(Dataset entries)
========================================

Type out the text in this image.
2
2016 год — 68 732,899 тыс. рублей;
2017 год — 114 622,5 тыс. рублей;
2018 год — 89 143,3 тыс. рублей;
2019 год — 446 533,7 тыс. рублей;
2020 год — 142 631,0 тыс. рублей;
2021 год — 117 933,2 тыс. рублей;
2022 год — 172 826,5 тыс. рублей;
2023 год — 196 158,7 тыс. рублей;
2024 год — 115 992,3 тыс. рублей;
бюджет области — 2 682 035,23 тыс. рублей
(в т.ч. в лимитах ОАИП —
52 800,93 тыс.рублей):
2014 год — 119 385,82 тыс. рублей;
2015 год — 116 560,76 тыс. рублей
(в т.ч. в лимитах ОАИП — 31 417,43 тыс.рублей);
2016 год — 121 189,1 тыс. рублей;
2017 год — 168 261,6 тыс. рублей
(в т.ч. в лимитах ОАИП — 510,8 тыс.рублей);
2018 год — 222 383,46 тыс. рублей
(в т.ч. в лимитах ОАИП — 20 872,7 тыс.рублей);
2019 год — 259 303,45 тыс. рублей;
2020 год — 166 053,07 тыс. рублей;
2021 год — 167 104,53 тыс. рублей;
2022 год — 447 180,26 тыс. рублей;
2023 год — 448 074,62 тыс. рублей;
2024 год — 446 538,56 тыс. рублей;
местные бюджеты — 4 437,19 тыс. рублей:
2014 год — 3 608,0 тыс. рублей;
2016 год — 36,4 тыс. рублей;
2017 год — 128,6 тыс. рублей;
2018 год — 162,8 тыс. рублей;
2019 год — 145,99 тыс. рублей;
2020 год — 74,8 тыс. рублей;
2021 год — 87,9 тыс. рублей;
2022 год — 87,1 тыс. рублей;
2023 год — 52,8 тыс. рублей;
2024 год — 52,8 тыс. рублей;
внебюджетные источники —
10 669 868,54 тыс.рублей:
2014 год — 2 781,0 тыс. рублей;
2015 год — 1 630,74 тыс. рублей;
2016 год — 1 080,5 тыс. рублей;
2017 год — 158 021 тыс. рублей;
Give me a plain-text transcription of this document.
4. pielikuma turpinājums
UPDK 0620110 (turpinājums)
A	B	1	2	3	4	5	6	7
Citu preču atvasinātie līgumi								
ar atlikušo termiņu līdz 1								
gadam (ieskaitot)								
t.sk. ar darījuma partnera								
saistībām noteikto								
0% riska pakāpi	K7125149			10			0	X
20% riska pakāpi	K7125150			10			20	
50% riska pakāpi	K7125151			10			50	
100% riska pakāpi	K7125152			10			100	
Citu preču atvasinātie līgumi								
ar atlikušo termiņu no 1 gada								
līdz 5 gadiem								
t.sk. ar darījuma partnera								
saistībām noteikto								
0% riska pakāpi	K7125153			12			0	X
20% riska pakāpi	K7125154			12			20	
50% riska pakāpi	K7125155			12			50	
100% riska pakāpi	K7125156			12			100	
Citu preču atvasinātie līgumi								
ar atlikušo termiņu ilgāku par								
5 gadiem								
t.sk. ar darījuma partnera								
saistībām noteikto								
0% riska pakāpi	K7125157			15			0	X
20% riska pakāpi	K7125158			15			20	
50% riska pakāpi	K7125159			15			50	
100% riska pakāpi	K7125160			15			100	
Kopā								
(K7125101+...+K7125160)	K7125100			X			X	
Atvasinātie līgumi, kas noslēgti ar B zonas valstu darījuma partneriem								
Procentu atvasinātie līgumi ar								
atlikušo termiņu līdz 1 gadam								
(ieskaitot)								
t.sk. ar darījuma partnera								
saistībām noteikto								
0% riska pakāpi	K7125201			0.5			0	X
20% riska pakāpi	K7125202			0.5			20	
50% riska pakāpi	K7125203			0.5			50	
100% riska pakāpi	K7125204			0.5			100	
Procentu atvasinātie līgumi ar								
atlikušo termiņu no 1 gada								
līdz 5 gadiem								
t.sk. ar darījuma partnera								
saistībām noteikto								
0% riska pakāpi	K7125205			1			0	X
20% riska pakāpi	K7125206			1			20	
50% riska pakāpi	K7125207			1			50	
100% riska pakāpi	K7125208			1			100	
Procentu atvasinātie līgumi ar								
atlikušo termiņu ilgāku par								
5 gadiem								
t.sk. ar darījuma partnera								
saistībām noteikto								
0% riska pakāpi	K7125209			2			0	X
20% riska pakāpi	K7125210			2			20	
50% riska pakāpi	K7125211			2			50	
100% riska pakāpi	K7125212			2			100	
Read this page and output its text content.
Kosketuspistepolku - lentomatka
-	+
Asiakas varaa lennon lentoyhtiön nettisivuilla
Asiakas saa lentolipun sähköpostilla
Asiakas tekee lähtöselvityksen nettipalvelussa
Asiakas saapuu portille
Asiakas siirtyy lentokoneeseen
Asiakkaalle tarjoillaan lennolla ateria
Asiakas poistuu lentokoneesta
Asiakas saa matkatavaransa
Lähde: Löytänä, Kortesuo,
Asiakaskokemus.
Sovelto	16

========================================

● **Exercise task**
Copy the material above back out, exactly as written.

● **Task answer**
Type out the text in this image.
2
2016 год — 68 732,899 тыс. рублей;
2017 год — 114 622,5 тыс. рублей;
2018 год — 89 143,3 тыс. рублей;
2019 год — 446 533,7 тыс. рублей;
2020 год — 142 631,0 тыс. рублей;
2021 год — 117 933,2 тыс. рублей;
2022 год — 172 826,5 тыс. рублей;
2023 год — 196 158,7 тыс. рублей;
2024 год — 115 992,3 тыс. рублей;
бюджет области — 2 682 035,23 тыс. рублей
(в т.ч. в лимитах ОАИП —
52 800,93 тыс.рублей):
2014 год — 119 385,82 тыс. рублей;
2015 год — 116 560,76 тыс. рублей
(в т.ч. в лимитах ОАИП — 31 417,43 тыс.рублей);
2016 год — 121 189,1 тыс. рублей;
2017 год — 168 261,6 тыс. рублей
(в т.ч. в лимитах ОАИП — 510,8 тыс.рублей);
2018 год — 222 383,46 тыс. рублей
(в т.ч. в лимитах ОАИП — 20 872,7 тыс.рублей);
2019 год — 259 303,45 тыс. рублей;
2020 год — 166 053,07 тыс. рублей;
2021 год — 167 104,53 тыс. рублей;
2022 год — 447 180,26 тыс. рублей;
2023 год — 448 074,62 тыс. рублей;
2024 год — 446 538,56 тыс. рублей;
местные бюджеты — 4 437,19 тыс. рублей:
2014 год — 3 608,0 тыс. рублей;
2016 год — 36,4 тыс. рублей;
2017 год — 128,6 тыс. рублей;
2018 год — 162,8 тыс. рублей;
2019 год — 145,99 тыс. рублей;
2020 год — 74,8 тыс. рублей;
2021 год — 87,9 тыс. рублей;
2022 год — 87,1 тыс. рублей;
2023 год — 52,8 тыс. рублей;
2024 год — 52,8 тыс. рублей;
внебюджетные источники —
10 669 868,54 тыс.рублей:
2014 год — 2 781,0 тыс. рублей;
2015 год — 1 630,74 тыс. рублей;
2016 год — 1 080,5 тыс. рублей;
2017 год — 158 021 тыс. рублей;
Give me a plain-text transcription of this document.
4. pielikuma turpinājums
UPDK 0620110 (turpinājums)
A	B	1	2	3	4	5	6	7
Citu preču atvasinātie līgumi								
ar atlikušo termiņu līdz 1								
gadam (ieskaitot)								
t.sk. ar darījuma partnera								
saistībām noteikto								
0% riska pakāpi	K7125149			10			0	X
20% riska pakāpi	K7125150			10			20	
50% riska pakāpi	K7125151			10			50	
100% riska pakāpi	K7125152			10			100	
Citu preču atvasinātie līgumi								
ar atlikušo termiņu no 1 gada								
līdz 5 gadiem								
t.sk. ar darījuma partnera								
saistībām noteikto								
0% riska pakāpi	K7125153			12			0	X
20% riska pakāpi	K7125154			12			20	
50% riska pakāpi	K7125155			12			50	
100% riska pakāpi	K7125156			12			100	
Citu preču atvasinātie līgumi								
ar atlikušo termiņu ilgāku par								
5 gadiem								
t.sk. ar darījuma partnera								
saistībām noteikto								
0% riska pakāpi	K7125157			15			0	X
20% riska pakāpi	K7125158			15			20	
50% riska pakāpi	K7125159			15			50	
100% riska pakāpi	K7125160			15			100	
Kopā								
(K7125101+...+K7125160)	K7125100			X			X	
Atvasinātie līgumi, kas noslēgti ar B zonas valstu darījuma partneriem								
Procentu atvasinātie līgumi ar								
atlikušo termiņu līdz 1 gadam								
(ieskaitot)								
t.sk. ar darījuma partnera								
saistībām noteikto								
0% riska pakāpi	K7125201			0.5			0	X
20% riska pakāpi	K7125202			0.5			20	
50% riska pakāpi	K7125203			0.5			50	
100% riska pakāpi	K7125204			0.5			100	
Procentu atvasinātie līgumi ar								
atlikušo termiņu no 1 gada								
līdz 5 gadiem								
t.sk. ar darījuma partnera								
saistībām noteikto								
0% riska pakāpi	K7125205			1			0	X
20% riska pakāpi	K7125206			1			20	
50% riska pakāpi	K7125207			1			50	
100% riska pakāpi	K7125208			1			100	
Procentu atvasinātie līgumi ar								
atlikušo termiņu ilgāku par								
5 gadiem								
t.sk. ar darījuma partnera								
saistībām noteikto								
0% riska pakāpi	K7125209			2			0	X
20% riska pakāpi	K7125210			2			20	
50% riska pakāpi	K7125211			2			50	
100% riska pakāpi	K7125212			2			100	
Read this page and output its text content.
Kosketuspistepolku - lentomatka
-	+
Asiakas varaa lennon lentoyhtiön nettisivuilla
Asiakas saa lentolipun sähköpostilla
Asiakas tekee lähtöselvityksen nettipalvelussa
Asiakas saapuu portille
Asiakas siirtyy lentokoneeseen
Asiakkaalle tarjoillaan lennolla ateria
Asiakas poistuu lentokoneesta
Asiakas saa matkatavaransa
Lähde: Löytänä, Kortesuo,
Asiakaskokemus.
Sovelto	16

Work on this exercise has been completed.